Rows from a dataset

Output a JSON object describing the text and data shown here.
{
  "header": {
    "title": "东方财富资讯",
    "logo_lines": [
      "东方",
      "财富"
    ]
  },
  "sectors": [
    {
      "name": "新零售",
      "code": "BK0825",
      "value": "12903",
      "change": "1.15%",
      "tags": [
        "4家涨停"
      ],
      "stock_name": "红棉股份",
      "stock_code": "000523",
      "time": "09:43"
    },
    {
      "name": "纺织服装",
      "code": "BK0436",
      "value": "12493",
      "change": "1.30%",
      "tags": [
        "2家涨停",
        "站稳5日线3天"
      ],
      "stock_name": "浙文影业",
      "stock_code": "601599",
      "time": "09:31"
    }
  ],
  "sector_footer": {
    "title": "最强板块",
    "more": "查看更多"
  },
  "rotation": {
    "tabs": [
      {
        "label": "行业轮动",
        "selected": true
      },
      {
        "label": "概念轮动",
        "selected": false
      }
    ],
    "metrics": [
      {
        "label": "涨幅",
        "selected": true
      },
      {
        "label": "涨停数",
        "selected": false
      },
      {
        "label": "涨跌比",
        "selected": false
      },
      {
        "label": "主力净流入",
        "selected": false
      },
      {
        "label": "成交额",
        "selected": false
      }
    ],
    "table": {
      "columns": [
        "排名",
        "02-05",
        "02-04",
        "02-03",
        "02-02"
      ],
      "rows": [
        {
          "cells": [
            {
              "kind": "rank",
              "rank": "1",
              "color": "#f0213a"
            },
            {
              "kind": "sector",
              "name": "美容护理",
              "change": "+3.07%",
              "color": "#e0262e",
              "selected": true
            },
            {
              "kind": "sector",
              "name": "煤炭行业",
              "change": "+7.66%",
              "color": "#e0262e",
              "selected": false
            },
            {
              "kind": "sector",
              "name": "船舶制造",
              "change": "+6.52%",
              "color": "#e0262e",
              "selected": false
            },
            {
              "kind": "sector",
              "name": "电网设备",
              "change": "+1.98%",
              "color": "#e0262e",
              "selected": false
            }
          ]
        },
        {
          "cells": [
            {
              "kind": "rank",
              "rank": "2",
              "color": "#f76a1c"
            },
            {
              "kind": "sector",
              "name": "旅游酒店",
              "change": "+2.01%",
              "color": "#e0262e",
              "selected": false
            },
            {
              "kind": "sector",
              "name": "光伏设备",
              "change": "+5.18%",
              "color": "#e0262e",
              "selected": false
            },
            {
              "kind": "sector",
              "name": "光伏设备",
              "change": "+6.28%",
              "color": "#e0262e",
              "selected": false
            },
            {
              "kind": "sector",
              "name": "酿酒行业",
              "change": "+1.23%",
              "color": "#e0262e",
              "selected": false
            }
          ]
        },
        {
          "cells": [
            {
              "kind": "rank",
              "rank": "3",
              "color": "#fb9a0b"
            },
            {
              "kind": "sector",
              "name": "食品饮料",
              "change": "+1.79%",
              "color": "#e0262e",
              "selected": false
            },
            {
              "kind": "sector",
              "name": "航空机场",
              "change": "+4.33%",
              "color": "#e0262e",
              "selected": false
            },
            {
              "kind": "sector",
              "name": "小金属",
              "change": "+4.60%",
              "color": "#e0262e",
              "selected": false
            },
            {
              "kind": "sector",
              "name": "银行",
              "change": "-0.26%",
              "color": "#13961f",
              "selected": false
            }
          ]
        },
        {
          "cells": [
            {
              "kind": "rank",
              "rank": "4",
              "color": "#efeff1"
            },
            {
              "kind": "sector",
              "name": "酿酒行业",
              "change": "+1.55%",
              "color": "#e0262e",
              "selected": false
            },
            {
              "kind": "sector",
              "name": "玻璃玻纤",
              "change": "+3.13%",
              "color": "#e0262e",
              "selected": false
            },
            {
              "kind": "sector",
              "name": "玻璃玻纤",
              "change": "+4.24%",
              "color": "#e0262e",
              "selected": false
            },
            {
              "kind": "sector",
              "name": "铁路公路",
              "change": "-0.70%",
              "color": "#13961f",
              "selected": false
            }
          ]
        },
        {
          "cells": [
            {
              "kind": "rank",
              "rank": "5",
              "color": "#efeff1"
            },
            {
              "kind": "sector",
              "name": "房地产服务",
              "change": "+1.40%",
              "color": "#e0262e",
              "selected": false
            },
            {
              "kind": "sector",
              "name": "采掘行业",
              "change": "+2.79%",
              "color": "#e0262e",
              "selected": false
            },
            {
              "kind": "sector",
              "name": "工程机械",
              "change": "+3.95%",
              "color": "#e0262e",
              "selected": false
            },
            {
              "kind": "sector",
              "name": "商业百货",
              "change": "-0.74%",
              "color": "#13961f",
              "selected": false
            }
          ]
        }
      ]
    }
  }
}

### What is needed
Copy out the material word for word and line for line.

### Task answer
Output a JSON object describing the text and data shown here.
{
  "header": {
    "title": "东方财富资讯",
    "logo_lines": [
      "东方",
      "财富"
    ]
  },
  "sectors": [
    {
      "name": "新零售",
      "code": "BK0825",
      "value": "12903",
      "change": "1.15%",
      "tags": [
        "4家涨停"
      ],
      "stock_name": "红棉股份",
      "stock_code": "000523",
      "time": "09:43"
    },
    {
      "name": "纺织服装",
      "code": "BK0436",
      "value": "12493",
      "change": "1.30%",
      "tags": [
        "2家涨停",
        "站稳5日线3天"
      ],
      "stock_name": "浙文影业",
      "stock_code": "601599",
      "time": "09:31"
    }
  ],
  "sector_footer": {
    "title": "最强板块",
    "more": "查看更多"
  },
  "rotation": {
    "tabs": [
      {
        "label": "行业轮动",
        "selected": true
      },
      {
        "label": "概念轮动",
        "selected": false
      }
    ],
    "metrics": [
      {
        "label": "涨幅",
        "selected": true
      },
      {
        "label": "涨停数",
        "selected": false
      },
      {
        "label": "涨跌比",
        "selected": false
      },
      {
        "label": "主力净流入",
        "selected": false
      },
      {
        "label": "成交额",
        "selected": false
      }
    ],
    "table": {
      "columns": [
        "排名",
        "02-05",
        "02-04",
        "02-03",
        "02-02"
      ],
      "rows": [
        {
          "cells": [
            {
              "kind": "rank",
              "rank": "1",
              "color": "#f0213a"
            },
            {
              "kind": "sector",
              "name": "美容护理",
              "change": "+3.07%",
              "color": "#e0262e",
              "selected": true
            },
            {
              "kind": "sector",
              "name": "煤炭行业",
              "change": "+7.66%",
              "color": "#e0262e",
              "selected": false
            },
            {
              "kind": "sector",
              "name": "船舶制造",
              "change": "+6.52%",
              "color": "#e0262e",
              "selected": false
            },
            {
              "kind": "sector",
              "name": "电网设备",
              "change": "+1.98%",
              "color": "#e0262e",
              "selected": false
            }
          ]
        },
        {
          "cells": [
            {
              "kind": "rank",
              "rank": "2",
              "color": "#f76a1c"
            },
            {
              "kind": "sector",
              "name": "旅游酒店",
              "change": "+2.01%",
              "color": "#e0262e",
              "selected": false
            },
            {
              "kind": "sector",
              "name": "光伏设备",
              "change": "+5.18%",
              "color": "#e0262e",
              "selected": false
            },
            {
              "kind": "sector",
              "name": "光伏设备",
              "change": "+6.28%",
              "color": "#e0262e",
              "selected": false
            },
            {
              "kind": "sector",
              "name": "酿酒行业",
              "change": "+1.23%",
              "color": "#e0262e",
              "selected": false
            }
          ]
        },
        {
          "cells": [
            {
              "kind": "rank",
              "rank": "3",
              "color": "#fb9a0b"
            },
            {
              "kind": "sector",
              "name": "食品饮料",
              "change": "+1.79%",
              "color": "#e0262e",
              "selected": false
            },
            {
              "kind": "sector",
              "name": "航空机场",
              "change": "+4.33%",
              "color": "#e0262e",
              "selected": false
            },
            {
              "kind": "sector",
              "name": "小金属",
              "change": "+4.60%",
              "color": "#e0262e",
              "selected": false
            },
            {
              "kind": "sector",
              "name": "银行",
              "change": "-0.26%",
              "color": "#13961f",
              "selected": false
            }
          ]
        },
        {
          "cells": [
            {
              "kind": "rank",
              "rank": "4",
              "color": "#efeff1"
            },
            {
              "kind": "sector",
              "name": "酿酒行业",
              "change": "+1.55%",
              "color": "#e0262e",
              "selected": false
            },
            {
              "kind": "sector",
              "name": "玻璃玻纤",
              "change": "+3.13%",
              "color": "#e0262e",
              "selected": false
            },
            {
              "kind": "sector",
              "name": "玻璃玻纤",
              "change": "+4.24%",
              "color": "#e0262e",
              "selected": false
            },
            {
              "kind": "sector",
              "name": "铁路公路",
              "change": "-0.70%",
              "color": "#13961f",
              "selected": false
            }
          ]
        },
        {
          "cells": [
            {
              "kind": "rank",
              "rank": "5",
              "color": "#efeff1"
            },
            {
              "kind": "sector",
              "name": "房地产服务",
              "change": "+1.40%",
              "color": "#e0262e",
              "selected": false
            },
            {
              "kind": "sector",
              "name": "采掘行业",
              "change": "+2.79%",
              "color": "#e0262e",
              "selected": false
            },
            {
              "kind": "sector",
              "name": "工程机械",
              "change": "+3.95%",
              "color": "#e0262e",
              "selected": false
            },
            {
              "kind": "sector",
              "name": "商业百货",
              "change": "-0.74%",
              "color": "#13961f",
              "selected": false
            }
          ]
        }
      ]
    }
  }
}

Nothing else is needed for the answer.